Task: Could you extract every entry below and reproduce it exactly?

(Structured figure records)
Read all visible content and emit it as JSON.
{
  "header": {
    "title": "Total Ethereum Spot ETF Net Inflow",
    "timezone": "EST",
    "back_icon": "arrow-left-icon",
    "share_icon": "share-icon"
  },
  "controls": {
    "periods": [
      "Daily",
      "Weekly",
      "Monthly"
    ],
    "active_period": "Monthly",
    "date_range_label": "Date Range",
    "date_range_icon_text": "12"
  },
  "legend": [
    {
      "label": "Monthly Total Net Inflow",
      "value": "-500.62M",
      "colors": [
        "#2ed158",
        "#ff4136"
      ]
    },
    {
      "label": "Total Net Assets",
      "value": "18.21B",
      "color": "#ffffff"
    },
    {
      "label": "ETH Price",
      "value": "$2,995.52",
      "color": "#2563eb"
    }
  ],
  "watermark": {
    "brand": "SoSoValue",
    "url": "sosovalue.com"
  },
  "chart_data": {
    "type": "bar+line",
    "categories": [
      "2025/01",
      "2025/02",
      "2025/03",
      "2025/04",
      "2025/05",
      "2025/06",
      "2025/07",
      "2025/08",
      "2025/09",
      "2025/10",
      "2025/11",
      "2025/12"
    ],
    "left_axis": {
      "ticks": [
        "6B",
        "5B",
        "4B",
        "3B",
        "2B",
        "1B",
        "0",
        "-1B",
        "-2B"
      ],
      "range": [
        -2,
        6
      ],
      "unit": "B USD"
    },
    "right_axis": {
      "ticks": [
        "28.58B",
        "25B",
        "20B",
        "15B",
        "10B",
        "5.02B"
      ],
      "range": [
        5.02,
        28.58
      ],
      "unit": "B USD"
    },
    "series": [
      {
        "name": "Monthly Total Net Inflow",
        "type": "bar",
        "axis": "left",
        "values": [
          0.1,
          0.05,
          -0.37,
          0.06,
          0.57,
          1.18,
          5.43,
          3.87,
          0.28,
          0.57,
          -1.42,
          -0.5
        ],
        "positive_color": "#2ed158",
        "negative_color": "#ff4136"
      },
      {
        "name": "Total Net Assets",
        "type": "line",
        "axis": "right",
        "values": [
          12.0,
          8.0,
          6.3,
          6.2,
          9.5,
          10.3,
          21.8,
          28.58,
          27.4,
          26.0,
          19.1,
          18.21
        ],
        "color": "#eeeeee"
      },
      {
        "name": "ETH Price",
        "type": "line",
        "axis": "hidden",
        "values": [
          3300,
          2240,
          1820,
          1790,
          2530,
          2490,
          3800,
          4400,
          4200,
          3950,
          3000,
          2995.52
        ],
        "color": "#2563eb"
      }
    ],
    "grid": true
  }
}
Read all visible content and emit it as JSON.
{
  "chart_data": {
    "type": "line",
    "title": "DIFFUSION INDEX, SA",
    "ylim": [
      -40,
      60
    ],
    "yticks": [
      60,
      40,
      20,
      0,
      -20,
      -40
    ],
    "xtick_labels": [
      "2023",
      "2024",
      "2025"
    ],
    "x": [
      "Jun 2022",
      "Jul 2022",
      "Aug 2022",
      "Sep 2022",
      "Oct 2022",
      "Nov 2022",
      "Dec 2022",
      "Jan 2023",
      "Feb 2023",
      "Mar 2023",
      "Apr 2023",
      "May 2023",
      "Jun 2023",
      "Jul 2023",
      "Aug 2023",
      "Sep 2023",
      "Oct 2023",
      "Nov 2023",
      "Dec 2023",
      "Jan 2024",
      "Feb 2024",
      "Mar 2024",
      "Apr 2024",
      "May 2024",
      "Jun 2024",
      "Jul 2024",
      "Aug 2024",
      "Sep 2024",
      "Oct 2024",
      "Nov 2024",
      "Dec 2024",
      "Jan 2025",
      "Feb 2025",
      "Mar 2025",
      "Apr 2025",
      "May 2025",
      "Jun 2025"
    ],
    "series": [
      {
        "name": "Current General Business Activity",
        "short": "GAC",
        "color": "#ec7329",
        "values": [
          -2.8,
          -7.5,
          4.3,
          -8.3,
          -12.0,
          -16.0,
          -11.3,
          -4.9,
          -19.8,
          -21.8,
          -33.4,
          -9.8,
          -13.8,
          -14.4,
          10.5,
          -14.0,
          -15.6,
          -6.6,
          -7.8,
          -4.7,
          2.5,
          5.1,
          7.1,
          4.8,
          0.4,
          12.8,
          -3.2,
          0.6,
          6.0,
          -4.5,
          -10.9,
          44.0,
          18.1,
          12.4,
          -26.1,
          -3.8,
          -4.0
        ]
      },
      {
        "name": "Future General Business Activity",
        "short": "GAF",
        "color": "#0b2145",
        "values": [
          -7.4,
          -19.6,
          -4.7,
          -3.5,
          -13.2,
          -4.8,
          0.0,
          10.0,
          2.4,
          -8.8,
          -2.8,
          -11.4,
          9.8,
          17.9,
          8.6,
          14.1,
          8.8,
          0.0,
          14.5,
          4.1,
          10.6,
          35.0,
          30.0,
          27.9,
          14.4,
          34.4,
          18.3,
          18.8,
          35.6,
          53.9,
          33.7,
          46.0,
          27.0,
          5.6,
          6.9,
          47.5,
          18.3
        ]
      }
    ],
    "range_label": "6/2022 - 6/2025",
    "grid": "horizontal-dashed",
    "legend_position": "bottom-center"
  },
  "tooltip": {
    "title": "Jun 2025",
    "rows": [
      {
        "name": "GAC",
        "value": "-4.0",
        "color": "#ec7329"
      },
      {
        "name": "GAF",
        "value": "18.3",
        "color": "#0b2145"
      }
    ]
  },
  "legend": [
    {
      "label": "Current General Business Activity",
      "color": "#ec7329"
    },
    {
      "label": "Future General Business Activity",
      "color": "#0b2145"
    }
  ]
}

Response:
Read all visible content and emit it as JSON.
{
  "header": {
    "title": "Total Ethereum Spot ETF Net Inflow",
    "timezone": "EST",
    "back_icon": "arrow-left-icon",
    "share_icon": "share-icon"
  },
  "controls": {
    "periods": [
      "Daily",
      "Weekly",
      "Monthly"
    ],
    "active_period": "Monthly",
    "date_range_label": "Date Range",
    "date_range_icon_text": "12"
  },
  "legend": [
    {
      "label": "Monthly Total Net Inflow",
      "value": "-500.62M",
      "colors": [
        "#2ed158",
        "#ff4136"
      ]
    },
    {
      "label": "Total Net Assets",
      "value": "18.21B",
      "color": "#ffffff"
    },
    {
      "label": "ETH Price",
      "value": "$2,995.52",
      "color": "#2563eb"
    }
  ],
  "watermark": {
    "brand": "SoSoValue",
    "url": "sosovalue.com"
  },
  "chart_data": {
    "type": "bar+line",
    "categories": [
      "2025/01",
      "2025/02",
      "2025/03",
      "2025/04",
      "2025/05",
      "2025/06",
      "2025/07",
      "2025/08",
      "2025/09",
      "2025/10",
      "2025/11",
      "2025/12"
    ],
    "left_axis": {
      "ticks": [
        "6B",
        "5B",
        "4B",
        "3B",
        "2B",
        "1B",
        "0",
        "-1B",
        "-2B"
      ],
      "range": [
        -2,
        6
      ],
      "unit": "B USD"
    },
    "right_axis": {
      "ticks": [
        "28.58B",
        "25B",
        "20B",
        "15B",
        "10B",
        "5.02B"
      ],
      "range": [
        5.02,
        28.58
      ],
      "unit": "B USD"
    },
    "series": [
      {
        "name": "Monthly Total Net Inflow",
        "type": "bar",
        "axis": "left",
        "values": [
          0.1,
          0.05,
          -0.37,
          0.06,
          0.57,
          1.18,
          5.43,
          3.87,
          0.28,
          0.57,
          -1.42,
          -0.5
        ],
        "positive_color": "#2ed158",
        "negative_color": "#ff4136"
      },
      {
        "name": "Total Net Assets",
        "type": "line",
        "axis": "right",
        "values": [
          12.0,
          8.0,
          6.3,
          6.2,
          9.5,
          10.3,
          21.8,
          28.58,
          27.4,
          26.0,
          19.1,
          18.21
        ],
        "color": "#eeeeee"
      },
      {
        "name": "ETH Price",
        "type": "line",
        "axis": "hidden",
        "values": [
          3300,
          2240,
          1820,
          1790,
          2530,
          2490,
          3800,
          4400,
          4200,
          3950,
          3000,
          2995.52
        ],
        "color": "#2563eb"
      }
    ],
    "grid": true
  }
}
Read all visible content and emit it as JSON.
{
  "chart_data": {
    "type": "line",
    "title": "DIFFUSION INDEX, SA",
    "ylim": [
      -40,
      60
    ],
    "yticks": [
      60,
      40,
      20,
      0,
      -20,
      -40
    ],
    "xtick_labels": [
      "2023",
      "2024",
      "2025"
    ],
    "x": [
      "Jun 2022",
      "Jul 2022",
      "Aug 2022",
      "Sep 2022",
      "Oct 2022",
      "Nov 2022",
      "Dec 2022",
      "Jan 2023",
      "Feb 2023",
      "Mar 2023",
      "Apr 2023",
      "May 2023",
      "Jun 2023",
      "Jul 2023",
      "Aug 2023",
      "Sep 2023",
      "Oct 2023",
      "Nov 2023",
      "Dec 2023",
      "Jan 2024",
      "Feb 2024",
      "Mar 2024",
      "Apr 2024",
      "May 2024",
      "Jun 2024",
      "Jul 2024",
      "Aug 2024",
      "Sep 2024",
      "Oct 2024",
      "Nov 2024",
      "Dec 2024",
      "Jan 2025",
      "Feb 2025",
      "Mar 2025",
      "Apr 2025",
      "May 2025",
      "Jun 2025"
    ],
    "series": [
      {
        "name": "Current General Business Activity",
        "short": "GAC",
        "color": "#ec7329",
        "values": [
          -2.8,
          -7.5,
          4.3,
          -8.3,
          -12.0,
          -16.0,
          -11.3,
          -4.9,
          -19.8,
          -21.8,
          -33.4,
          -9.8,
          -13.8,
          -14.4,
          10.5,
          -14.0,
          -15.6,
          -6.6,
          -7.8,
          -4.7,
          2.5,
          5.1,
          7.1,
          4.8,
          0.4,
          12.8,
          -3.2,
          0.6,
          6.0,
          -4.5,
          -10.9,
          44.0,
          18.1,
          12.4,
          -26.1,
          -3.8,
          -4.0
        ]
      },
      {
        "name": "Future General Business Activity",
        "short": "GAF",
        "color": "#0b2145",
        "values": [
          -7.4,
          -19.6,
          -4.7,
          -3.5,
          -13.2,
          -4.8,
          0.0,
          10.0,
          2.4,
          -8.8,
          -2.8,
          -11.4,
          9.8,
          17.9,
          8.6,
          14.1,
          8.8,
          0.0,
          14.5,
          4.1,
          10.6,
          35.0,
          30.0,
          27.9,
          14.4,
          34.4,
          18.3,
          18.8,
          35.6,
          53.9,
          33.7,
          46.0,
          27.0,
          5.6,
          6.9,
          47.5,
          18.3
        ]
      }
    ],
    "range_label": "6/2022 - 6/2025",
    "grid": "horizontal-dashed",
    "legend_position": "bottom-center"
  },
  "tooltip": {
    "title": "Jun 2025",
    "rows": [
      {
        "name": "GAC",
        "value": "-4.0",
        "color": "#ec7329"
      },
      {
        "name": "GAF",
        "value": "18.3",
        "color": "#0b2145"
      }
    ]
  },
  "legend": [
    {
      "label": "Current General Business Activity",
      "color": "#ec7329"
    },
    {
      "label": "Future General Business Activity",
      "color": "#0b2145"
    }
  ]
}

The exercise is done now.